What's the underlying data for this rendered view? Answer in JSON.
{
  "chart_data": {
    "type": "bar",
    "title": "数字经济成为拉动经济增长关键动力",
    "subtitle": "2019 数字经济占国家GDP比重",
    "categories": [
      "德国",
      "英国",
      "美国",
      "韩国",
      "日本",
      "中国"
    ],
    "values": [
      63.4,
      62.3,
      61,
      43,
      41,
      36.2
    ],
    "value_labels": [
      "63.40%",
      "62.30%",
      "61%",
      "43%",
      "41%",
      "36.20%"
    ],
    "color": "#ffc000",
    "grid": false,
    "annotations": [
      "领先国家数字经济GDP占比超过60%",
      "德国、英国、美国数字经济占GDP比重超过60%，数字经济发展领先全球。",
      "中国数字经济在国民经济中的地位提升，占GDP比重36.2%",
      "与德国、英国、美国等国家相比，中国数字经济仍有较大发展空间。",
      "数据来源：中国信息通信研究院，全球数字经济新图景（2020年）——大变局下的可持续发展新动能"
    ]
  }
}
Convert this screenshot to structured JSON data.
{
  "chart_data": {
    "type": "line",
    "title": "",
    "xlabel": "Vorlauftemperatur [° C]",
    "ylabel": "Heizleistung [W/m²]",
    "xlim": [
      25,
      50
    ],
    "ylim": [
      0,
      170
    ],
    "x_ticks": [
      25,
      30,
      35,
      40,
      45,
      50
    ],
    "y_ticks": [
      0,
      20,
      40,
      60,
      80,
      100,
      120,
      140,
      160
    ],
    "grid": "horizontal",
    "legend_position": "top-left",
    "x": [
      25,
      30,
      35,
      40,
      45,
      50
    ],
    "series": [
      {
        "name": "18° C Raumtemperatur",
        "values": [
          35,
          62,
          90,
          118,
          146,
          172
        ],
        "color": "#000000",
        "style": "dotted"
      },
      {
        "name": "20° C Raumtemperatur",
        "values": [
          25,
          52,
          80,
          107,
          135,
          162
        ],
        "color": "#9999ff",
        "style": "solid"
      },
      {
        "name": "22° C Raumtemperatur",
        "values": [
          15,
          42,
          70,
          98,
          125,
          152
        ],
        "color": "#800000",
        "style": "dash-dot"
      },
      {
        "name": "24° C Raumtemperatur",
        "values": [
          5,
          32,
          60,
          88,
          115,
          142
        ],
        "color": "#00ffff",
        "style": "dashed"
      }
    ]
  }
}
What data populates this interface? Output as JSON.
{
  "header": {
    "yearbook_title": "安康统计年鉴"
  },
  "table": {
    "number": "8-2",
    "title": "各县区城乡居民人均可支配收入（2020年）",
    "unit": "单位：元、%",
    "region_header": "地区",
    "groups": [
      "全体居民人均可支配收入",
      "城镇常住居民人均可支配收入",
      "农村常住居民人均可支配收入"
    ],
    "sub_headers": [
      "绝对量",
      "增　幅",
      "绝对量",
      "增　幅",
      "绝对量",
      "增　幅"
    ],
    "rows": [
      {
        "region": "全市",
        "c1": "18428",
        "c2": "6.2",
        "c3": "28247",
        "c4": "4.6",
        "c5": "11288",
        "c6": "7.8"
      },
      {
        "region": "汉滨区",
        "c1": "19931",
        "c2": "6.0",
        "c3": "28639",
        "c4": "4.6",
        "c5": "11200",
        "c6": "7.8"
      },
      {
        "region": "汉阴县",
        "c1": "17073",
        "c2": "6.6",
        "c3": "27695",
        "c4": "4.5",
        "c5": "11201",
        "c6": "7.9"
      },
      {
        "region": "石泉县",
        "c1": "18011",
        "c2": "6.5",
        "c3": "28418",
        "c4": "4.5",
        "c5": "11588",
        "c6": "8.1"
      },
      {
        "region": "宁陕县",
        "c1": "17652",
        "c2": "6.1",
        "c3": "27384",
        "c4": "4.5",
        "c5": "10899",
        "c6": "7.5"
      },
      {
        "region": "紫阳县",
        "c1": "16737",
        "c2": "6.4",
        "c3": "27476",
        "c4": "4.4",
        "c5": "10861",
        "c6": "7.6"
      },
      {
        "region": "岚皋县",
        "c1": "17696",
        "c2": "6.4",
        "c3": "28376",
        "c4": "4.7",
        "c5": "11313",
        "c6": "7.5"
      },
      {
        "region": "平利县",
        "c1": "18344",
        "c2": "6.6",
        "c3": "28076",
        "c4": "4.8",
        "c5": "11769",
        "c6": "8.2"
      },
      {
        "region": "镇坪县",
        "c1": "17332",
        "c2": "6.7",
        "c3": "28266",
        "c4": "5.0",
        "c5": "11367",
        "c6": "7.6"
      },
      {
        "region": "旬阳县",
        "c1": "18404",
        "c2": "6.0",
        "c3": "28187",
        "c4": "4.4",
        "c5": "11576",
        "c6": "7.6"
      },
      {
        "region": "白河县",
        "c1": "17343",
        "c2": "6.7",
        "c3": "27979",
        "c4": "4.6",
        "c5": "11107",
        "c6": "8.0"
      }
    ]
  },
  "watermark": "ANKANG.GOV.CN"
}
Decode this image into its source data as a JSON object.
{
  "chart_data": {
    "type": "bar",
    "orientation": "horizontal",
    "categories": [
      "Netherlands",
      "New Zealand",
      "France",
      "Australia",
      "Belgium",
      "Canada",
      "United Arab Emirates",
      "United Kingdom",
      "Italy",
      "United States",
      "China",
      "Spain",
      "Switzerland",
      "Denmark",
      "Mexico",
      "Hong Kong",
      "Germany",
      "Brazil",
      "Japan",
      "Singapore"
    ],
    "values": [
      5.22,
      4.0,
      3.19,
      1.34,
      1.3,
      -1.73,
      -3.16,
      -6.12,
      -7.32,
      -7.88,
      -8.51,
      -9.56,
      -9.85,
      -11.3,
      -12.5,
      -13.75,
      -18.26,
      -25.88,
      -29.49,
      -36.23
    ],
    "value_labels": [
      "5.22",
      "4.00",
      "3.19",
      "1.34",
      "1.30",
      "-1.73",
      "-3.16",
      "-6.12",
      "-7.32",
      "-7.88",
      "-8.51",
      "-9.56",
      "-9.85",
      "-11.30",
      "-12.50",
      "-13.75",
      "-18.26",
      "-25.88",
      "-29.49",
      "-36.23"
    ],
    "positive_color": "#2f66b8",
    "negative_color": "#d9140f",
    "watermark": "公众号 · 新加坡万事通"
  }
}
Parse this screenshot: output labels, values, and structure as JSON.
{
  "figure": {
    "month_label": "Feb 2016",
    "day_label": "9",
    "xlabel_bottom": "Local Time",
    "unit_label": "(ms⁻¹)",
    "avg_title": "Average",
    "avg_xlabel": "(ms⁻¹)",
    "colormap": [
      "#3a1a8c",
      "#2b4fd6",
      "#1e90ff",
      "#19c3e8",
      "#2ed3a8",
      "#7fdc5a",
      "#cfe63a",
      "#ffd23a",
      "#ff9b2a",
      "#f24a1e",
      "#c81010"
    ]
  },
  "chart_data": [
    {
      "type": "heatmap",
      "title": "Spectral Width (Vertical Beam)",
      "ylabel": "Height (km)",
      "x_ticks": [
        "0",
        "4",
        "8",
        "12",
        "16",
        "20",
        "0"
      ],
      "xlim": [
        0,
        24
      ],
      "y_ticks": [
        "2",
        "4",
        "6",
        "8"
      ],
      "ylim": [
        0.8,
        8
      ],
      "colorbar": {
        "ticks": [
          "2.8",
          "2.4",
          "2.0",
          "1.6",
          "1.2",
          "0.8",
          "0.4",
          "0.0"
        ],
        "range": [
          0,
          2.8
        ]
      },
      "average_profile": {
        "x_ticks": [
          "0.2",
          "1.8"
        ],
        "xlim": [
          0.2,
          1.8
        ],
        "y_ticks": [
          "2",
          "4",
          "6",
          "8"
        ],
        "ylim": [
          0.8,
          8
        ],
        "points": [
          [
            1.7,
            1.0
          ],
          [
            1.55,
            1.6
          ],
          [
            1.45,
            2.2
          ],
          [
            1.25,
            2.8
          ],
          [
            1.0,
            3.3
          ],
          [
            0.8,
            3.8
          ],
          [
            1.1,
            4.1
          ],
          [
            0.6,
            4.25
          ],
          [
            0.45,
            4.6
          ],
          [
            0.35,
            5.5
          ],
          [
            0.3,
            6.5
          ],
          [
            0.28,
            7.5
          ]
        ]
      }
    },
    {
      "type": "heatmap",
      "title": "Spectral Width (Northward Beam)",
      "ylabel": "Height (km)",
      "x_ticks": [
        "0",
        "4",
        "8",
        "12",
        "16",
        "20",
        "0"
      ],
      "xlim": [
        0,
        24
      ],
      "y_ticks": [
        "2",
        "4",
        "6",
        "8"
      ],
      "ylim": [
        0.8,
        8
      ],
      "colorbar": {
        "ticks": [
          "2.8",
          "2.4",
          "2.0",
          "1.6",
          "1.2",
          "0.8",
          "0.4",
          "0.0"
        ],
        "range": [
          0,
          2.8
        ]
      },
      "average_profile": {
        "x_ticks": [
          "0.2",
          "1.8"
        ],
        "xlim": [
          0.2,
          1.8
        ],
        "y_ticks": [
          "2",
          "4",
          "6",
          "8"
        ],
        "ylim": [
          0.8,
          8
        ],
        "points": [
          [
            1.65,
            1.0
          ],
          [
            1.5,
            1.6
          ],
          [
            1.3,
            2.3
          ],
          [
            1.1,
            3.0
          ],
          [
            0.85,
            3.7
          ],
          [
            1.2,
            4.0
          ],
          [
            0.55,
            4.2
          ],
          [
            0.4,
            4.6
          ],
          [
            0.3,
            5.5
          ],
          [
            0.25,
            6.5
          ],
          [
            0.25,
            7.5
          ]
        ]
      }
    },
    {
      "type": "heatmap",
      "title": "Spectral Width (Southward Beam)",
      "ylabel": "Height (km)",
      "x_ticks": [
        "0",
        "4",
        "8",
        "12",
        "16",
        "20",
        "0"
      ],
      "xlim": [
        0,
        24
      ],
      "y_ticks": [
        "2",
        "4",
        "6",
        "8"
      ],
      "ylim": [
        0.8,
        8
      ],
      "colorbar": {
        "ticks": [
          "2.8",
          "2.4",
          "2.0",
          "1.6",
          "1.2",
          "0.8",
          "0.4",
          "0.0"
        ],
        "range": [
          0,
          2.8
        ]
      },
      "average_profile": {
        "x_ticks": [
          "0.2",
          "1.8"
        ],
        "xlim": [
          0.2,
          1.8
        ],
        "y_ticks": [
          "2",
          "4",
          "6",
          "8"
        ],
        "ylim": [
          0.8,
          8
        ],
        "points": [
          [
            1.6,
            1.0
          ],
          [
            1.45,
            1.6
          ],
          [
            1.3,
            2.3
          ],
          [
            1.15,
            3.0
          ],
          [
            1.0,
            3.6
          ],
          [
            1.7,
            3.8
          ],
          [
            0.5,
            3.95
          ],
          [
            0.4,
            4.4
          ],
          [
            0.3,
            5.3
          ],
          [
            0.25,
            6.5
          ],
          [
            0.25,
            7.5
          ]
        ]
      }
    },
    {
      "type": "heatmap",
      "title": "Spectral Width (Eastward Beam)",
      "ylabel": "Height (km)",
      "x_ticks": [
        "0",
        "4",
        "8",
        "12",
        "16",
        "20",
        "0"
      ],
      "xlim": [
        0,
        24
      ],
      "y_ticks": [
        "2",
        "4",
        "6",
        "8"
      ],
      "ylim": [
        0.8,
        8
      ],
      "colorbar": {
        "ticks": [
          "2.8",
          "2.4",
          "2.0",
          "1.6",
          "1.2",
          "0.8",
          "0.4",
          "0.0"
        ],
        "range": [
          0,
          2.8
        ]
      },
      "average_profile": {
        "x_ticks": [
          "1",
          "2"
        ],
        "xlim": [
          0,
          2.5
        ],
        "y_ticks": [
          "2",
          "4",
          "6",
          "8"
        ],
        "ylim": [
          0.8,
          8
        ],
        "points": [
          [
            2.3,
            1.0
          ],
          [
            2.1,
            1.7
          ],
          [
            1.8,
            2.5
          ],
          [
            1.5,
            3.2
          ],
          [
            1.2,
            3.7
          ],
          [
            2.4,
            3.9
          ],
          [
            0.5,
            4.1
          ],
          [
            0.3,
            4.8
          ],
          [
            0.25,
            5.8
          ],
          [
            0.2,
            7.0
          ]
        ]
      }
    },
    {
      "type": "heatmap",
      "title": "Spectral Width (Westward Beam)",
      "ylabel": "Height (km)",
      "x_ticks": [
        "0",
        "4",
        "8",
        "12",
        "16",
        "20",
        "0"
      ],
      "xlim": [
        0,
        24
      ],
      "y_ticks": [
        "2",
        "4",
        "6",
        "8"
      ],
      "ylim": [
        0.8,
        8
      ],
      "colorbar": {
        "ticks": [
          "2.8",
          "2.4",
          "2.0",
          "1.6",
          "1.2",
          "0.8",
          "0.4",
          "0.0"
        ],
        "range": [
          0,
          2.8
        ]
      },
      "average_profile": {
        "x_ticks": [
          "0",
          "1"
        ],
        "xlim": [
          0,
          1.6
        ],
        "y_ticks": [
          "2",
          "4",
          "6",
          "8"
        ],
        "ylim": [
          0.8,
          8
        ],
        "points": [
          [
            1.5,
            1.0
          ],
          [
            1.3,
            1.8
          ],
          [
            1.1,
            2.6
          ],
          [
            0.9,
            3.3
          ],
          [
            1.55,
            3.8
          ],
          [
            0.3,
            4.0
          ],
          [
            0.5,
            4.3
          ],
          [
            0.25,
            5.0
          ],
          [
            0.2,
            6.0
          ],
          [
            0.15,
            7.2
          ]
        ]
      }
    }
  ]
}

+--

WHAT YOU SHOULD DO - Copy all lines of the listing above that contain the string "United".

ANSWER TO THE EXERCISE -
      "United Arab Emirates",
      "United Kingdom",
      "United States",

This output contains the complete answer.